[Collected data]
──────────────────────────────
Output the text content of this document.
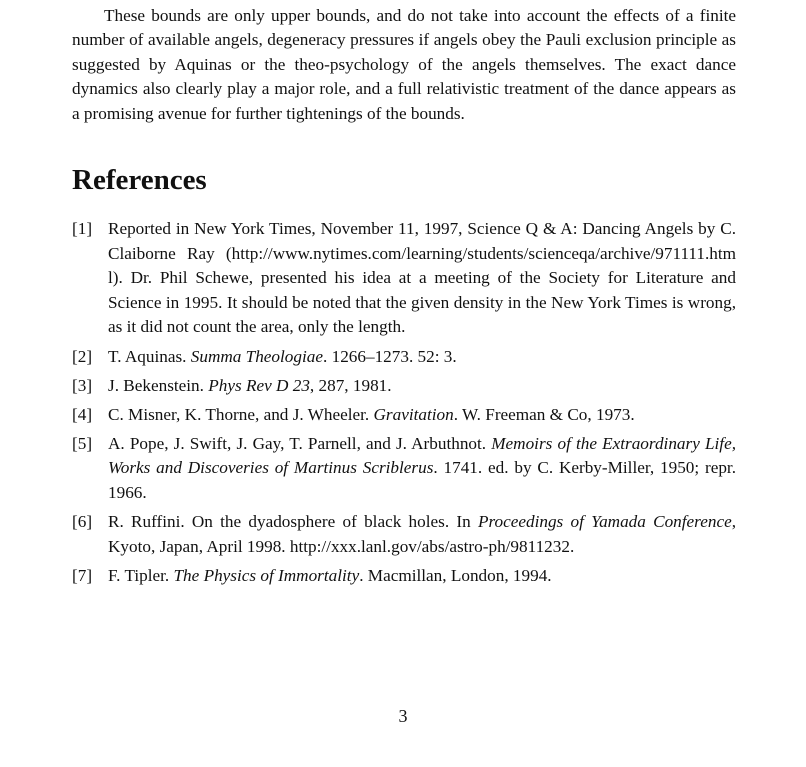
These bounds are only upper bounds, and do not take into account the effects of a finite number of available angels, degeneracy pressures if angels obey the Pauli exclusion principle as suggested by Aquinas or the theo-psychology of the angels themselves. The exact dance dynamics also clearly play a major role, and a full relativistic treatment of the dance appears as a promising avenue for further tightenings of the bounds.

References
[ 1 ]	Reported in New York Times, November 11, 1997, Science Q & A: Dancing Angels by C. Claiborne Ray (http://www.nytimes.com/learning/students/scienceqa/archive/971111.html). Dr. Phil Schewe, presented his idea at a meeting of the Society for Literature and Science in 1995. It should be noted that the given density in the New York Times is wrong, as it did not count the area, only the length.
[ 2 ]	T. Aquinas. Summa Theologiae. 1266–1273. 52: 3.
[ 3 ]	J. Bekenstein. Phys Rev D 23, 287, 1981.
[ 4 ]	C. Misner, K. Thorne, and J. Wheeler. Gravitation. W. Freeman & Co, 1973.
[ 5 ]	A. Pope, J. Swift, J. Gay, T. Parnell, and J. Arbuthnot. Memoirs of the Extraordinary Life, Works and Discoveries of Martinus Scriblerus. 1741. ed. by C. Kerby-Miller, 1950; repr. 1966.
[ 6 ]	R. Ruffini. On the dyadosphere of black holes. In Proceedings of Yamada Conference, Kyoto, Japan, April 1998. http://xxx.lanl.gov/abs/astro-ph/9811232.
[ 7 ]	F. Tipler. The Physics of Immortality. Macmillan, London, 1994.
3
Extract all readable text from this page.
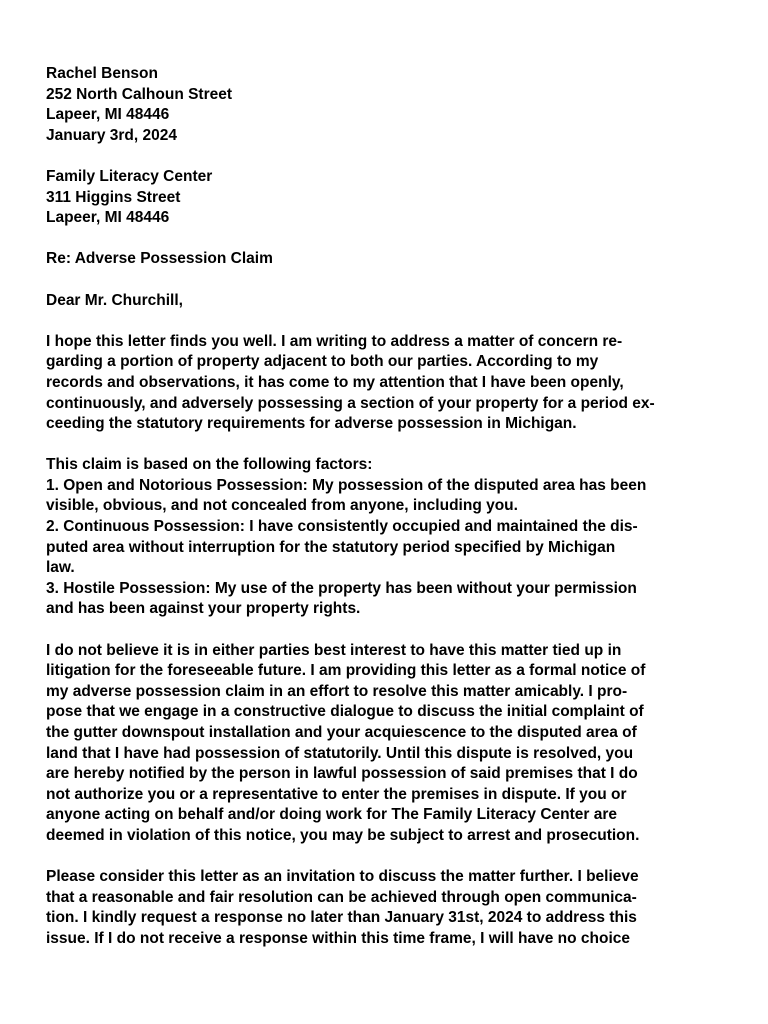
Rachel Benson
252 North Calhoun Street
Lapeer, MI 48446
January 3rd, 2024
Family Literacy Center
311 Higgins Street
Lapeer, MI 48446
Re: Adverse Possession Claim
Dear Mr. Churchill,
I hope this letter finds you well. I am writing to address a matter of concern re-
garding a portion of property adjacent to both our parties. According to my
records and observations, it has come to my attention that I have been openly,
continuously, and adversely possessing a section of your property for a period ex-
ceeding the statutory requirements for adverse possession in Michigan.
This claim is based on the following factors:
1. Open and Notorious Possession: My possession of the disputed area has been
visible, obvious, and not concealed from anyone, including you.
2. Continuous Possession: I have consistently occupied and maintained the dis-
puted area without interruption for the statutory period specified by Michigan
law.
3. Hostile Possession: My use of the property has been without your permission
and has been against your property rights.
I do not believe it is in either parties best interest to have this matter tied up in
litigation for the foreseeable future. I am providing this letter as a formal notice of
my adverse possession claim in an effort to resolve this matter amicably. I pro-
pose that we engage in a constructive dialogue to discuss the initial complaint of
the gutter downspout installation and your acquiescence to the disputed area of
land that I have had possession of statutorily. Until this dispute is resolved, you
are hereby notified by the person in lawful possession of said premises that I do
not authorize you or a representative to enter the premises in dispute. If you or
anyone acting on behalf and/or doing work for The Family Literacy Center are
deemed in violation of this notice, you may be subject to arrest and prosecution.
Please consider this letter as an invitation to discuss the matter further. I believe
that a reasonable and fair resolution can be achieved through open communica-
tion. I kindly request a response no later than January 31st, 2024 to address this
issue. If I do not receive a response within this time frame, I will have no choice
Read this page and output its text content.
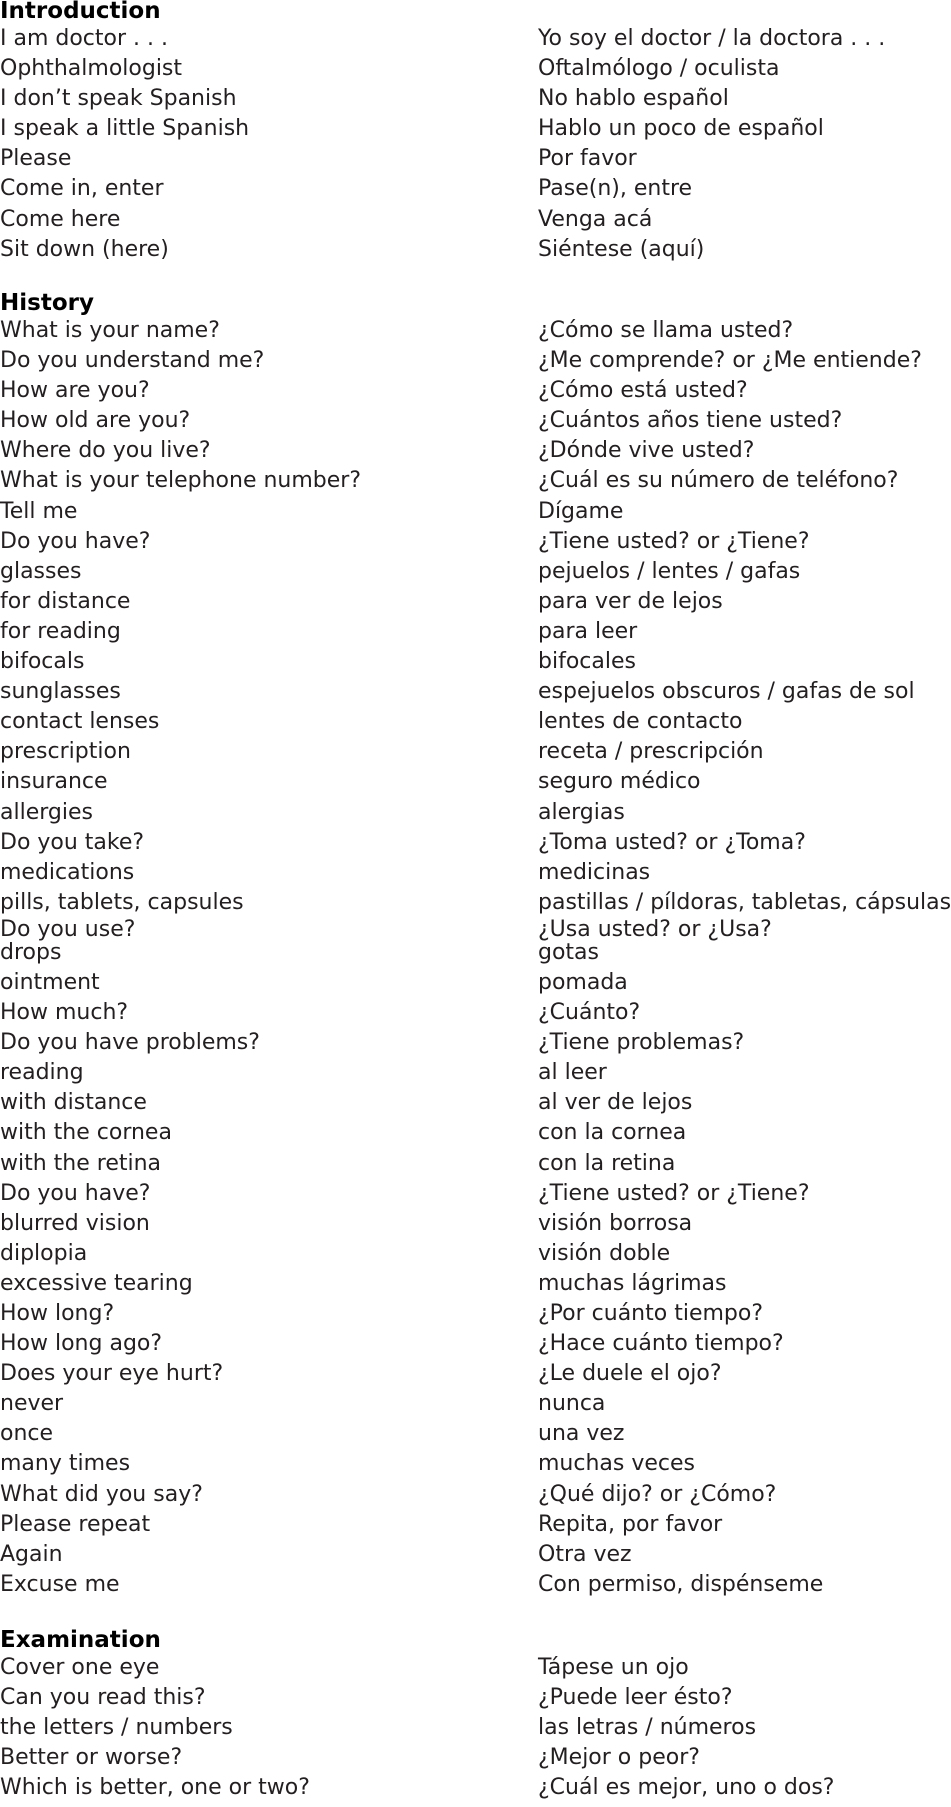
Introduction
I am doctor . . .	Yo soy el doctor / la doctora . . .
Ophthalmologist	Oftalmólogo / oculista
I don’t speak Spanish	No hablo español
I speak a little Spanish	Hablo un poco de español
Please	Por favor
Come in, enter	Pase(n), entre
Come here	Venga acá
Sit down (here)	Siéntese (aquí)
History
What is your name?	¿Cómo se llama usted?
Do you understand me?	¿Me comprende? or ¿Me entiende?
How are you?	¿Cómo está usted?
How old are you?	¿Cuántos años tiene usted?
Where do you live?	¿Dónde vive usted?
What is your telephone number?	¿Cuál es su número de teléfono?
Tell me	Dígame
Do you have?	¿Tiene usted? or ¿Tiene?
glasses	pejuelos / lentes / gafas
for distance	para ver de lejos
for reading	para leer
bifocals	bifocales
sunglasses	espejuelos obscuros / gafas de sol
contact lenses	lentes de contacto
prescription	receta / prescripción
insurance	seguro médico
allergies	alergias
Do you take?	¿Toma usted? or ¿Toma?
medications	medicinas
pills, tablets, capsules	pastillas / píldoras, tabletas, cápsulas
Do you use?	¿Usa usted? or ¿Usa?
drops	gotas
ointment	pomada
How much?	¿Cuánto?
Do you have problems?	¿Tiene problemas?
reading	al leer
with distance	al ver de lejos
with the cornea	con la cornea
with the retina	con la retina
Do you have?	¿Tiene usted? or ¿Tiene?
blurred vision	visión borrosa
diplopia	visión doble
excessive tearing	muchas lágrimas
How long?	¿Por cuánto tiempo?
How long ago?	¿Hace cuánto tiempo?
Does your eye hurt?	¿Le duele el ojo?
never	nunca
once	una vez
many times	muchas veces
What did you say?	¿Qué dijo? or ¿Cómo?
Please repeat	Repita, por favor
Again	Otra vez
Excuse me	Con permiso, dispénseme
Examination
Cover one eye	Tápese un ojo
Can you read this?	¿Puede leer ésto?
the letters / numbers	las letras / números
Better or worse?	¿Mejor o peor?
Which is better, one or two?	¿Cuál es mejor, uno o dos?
──────────────────────────────
[Problem requirements] Quote the records above in full, dropping each picture.

[Final result]
Output the text content of this document.
These bounds are only upper bounds, and do not take into account the effects of a finite number of available angels, degeneracy pressures if angels obey the Pauli exclusion principle as suggested by Aquinas or the theo-psychology of the angels themselves. The exact dance dynamics also clearly play a major role, and a full relativistic treatment of the dance appears as a promising avenue for further tightenings of the bounds.

References
[ 1 ]	Reported in New York Times, November 11, 1997, Science Q & A: Dancing Angels by C. Claiborne Ray (http://www.nytimes.com/learning/students/scienceqa/archive/971111.html). Dr. Phil Schewe, presented his idea at a meeting of the Society for Literature and Science in 1995. It should be noted that the given density in the New York Times is wrong, as it did not count the area, only the length.
[ 2 ]	T. Aquinas. Summa Theologiae. 1266–1273. 52: 3.
[ 3 ]	J. Bekenstein. Phys Rev D 23, 287, 1981.
[ 4 ]	C. Misner, K. Thorne, and J. Wheeler. Gravitation. W. Freeman & Co, 1973.
[ 5 ]	A. Pope, J. Swift, J. Gay, T. Parnell, and J. Arbuthnot. Memoirs of the Extraordinary Life, Works and Discoveries of Martinus Scriblerus. 1741. ed. by C. Kerby-Miller, 1950; repr. 1966.
[ 6 ]	R. Ruffini. On the dyadosphere of black holes. In Proceedings of Yamada Conference, Kyoto, Japan, April 1998. http://xxx.lanl.gov/abs/astro-ph/9811232.
[ 7 ]	F. Tipler. The Physics of Immortality. Macmillan, London, 1994.
3
Extract all readable text from this page.
Rachel Benson
252 North Calhoun Street
Lapeer, MI 48446
January 3rd, 2024
Family Literacy Center
311 Higgins Street
Lapeer, MI 48446
Re: Adverse Possession Claim
Dear Mr. Churchill,
I hope this letter finds you well. I am writing to address a matter of concern re-
garding a portion of property adjacent to both our parties. According to my
records and observations, it has come to my attention that I have been openly,
continuously, and adversely possessing a section of your property for a period ex-
ceeding the statutory requirements for adverse possession in Michigan.
This claim is based on the following factors:
1. Open and Notorious Possession: My possession of the disputed area has been
visible, obvious, and not concealed from anyone, including you.
2. Continuous Possession: I have consistently occupied and maintained the dis-
puted area without interruption for the statutory period specified by Michigan
law.
3. Hostile Possession: My use of the property has been without your permission
and has been against your property rights.
I do not believe it is in either parties best interest to have this matter tied up in
litigation for the foreseeable future. I am providing this letter as a formal notice of
my adverse possession claim in an effort to resolve this matter amicably. I pro-
pose that we engage in a constructive dialogue to discuss the initial complaint of
the gutter downspout installation and your acquiescence to the disputed area of
land that I have had possession of statutorily. Until this dispute is resolved, you
are hereby notified by the person in lawful possession of said premises that I do
not authorize you or a representative to enter the premises in dispute. If you or
anyone acting on behalf and/or doing work for The Family Literacy Center are
deemed in violation of this notice, you may be subject to arrest and prosecution.
Please consider this letter as an invitation to discuss the matter further. I believe
that a reasonable and fair resolution can be achieved through open communica-
tion. I kindly request a response no later than January 31st, 2024 to address this
issue. If I do not receive a response within this time frame, I will have no choice
Read this page and output its text content.
Introduction
I am doctor . . .	Yo soy el doctor / la doctora . . .
Ophthalmologist	Oftalmólogo / oculista
I don’t speak Spanish	No hablo español
I speak a little Spanish	Hablo un poco de español
Please	Por favor
Come in, enter	Pase(n), entre
Come here	Venga acá
Sit down (here)	Siéntese (aquí)
History
What is your name?	¿Cómo se llama usted?
Do you understand me?	¿Me comprende? or ¿Me entiende?
How are you?	¿Cómo está usted?
How old are you?	¿Cuántos años tiene usted?
Where do you live?	¿Dónde vive usted?
What is your telephone number?	¿Cuál es su número de teléfono?
Tell me	Dígame
Do you have?	¿Tiene usted? or ¿Tiene?
glasses	pejuelos / lentes / gafas
for distance	para ver de lejos
for reading	para leer
bifocals	bifocales
sunglasses	espejuelos obscuros / gafas de sol
contact lenses	lentes de contacto
prescription	receta / prescripción
insurance	seguro médico
allergies	alergias
Do you take?	¿Toma usted? or ¿Toma?
medications	medicinas
pills, tablets, capsules	pastillas / píldoras, tabletas, cápsulas
Do you use?	¿Usa usted? or ¿Usa?
drops	gotas
ointment	pomada
How much?	¿Cuánto?
Do you have problems?	¿Tiene problemas?
reading	al leer
with distance	al ver de lejos
with the cornea	con la cornea
with the retina	con la retina
Do you have?	¿Tiene usted? or ¿Tiene?
blurred vision	visión borrosa
diplopia	visión doble
excessive tearing	muchas lágrimas
How long?	¿Por cuánto tiempo?
How long ago?	¿Hace cuánto tiempo?
Does your eye hurt?	¿Le duele el ojo?
never	nunca
once	una vez
many times	muchas veces
What did you say?	¿Qué dijo? or ¿Cómo?
Please repeat	Repita, por favor
Again	Otra vez
Excuse me	Con permiso, dispénseme
Examination
Cover one eye	Tápese un ojo
Can you read this?	¿Puede leer ésto?
the letters / numbers	las letras / números
Better or worse?	¿Mejor o peor?
Which is better, one or two?	¿Cuál es mejor, uno o dos?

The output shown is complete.